Data supplied |
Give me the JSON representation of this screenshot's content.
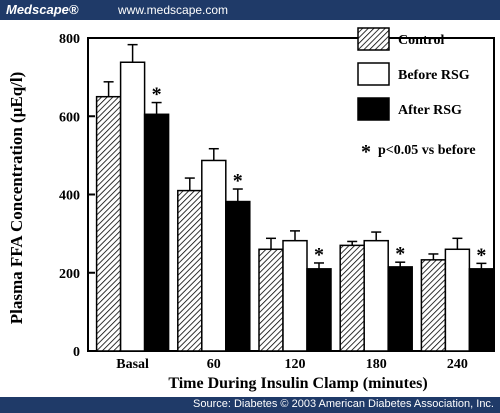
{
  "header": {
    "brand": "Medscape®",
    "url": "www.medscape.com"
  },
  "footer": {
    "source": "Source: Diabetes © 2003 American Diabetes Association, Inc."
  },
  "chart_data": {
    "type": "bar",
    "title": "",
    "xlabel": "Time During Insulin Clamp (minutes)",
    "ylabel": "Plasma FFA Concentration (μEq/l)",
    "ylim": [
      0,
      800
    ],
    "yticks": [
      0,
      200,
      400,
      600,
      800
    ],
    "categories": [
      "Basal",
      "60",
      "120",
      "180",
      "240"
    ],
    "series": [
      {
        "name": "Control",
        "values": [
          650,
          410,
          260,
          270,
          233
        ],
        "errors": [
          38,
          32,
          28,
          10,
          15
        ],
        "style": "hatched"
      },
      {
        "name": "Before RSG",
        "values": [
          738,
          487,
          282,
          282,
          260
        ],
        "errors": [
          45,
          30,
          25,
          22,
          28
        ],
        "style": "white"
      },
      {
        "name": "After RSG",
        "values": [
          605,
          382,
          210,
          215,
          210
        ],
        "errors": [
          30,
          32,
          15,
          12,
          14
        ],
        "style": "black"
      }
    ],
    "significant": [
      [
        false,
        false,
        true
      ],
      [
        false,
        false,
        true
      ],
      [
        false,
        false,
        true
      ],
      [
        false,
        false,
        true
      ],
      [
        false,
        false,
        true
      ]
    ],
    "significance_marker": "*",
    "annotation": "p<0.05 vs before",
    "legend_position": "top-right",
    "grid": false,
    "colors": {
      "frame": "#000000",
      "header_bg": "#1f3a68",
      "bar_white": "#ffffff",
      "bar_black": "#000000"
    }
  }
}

Goal | Set the entries down again exactly. Do not include the images.

Exercise result |
Give me the JSON representation of this screenshot's content.
{
  "header": {
    "brand": "Medscape®",
    "url": "www.medscape.com"
  },
  "footer": {
    "source": "Source: Diabetes © 2003 American Diabetes Association, Inc."
  },
  "chart_data": {
    "type": "bar",
    "title": "",
    "xlabel": "Time During Insulin Clamp (minutes)",
    "ylabel": "Plasma FFA Concentration (μEq/l)",
    "ylim": [
      0,
      800
    ],
    "yticks": [
      0,
      200,
      400,
      600,
      800
    ],
    "categories": [
      "Basal",
      "60",
      "120",
      "180",
      "240"
    ],
    "series": [
      {
        "name": "Control",
        "values": [
          650,
          410,
          260,
          270,
          233
        ],
        "errors": [
          38,
          32,
          28,
          10,
          15
        ],
        "style": "hatched"
      },
      {
        "name": "Before RSG",
        "values": [
          738,
          487,
          282,
          282,
          260
        ],
        "errors": [
          45,
          30,
          25,
          22,
          28
        ],
        "style": "white"
      },
      {
        "name": "After RSG",
        "values": [
          605,
          382,
          210,
          215,
          210
        ],
        "errors": [
          30,
          32,
          15,
          12,
          14
        ],
        "style": "black"
      }
    ],
    "significant": [
      [
        false,
        false,
        true
      ],
      [
        false,
        false,
        true
      ],
      [
        false,
        false,
        true
      ],
      [
        false,
        false,
        true
      ],
      [
        false,
        false,
        true
      ]
    ],
    "significance_marker": "*",
    "annotation": "p<0.05 vs before",
    "legend_position": "top-right",
    "grid": false,
    "colors": {
      "frame": "#000000",
      "header_bg": "#1f3a68",
      "bar_white": "#ffffff",
      "bar_black": "#000000"
    }
  }
}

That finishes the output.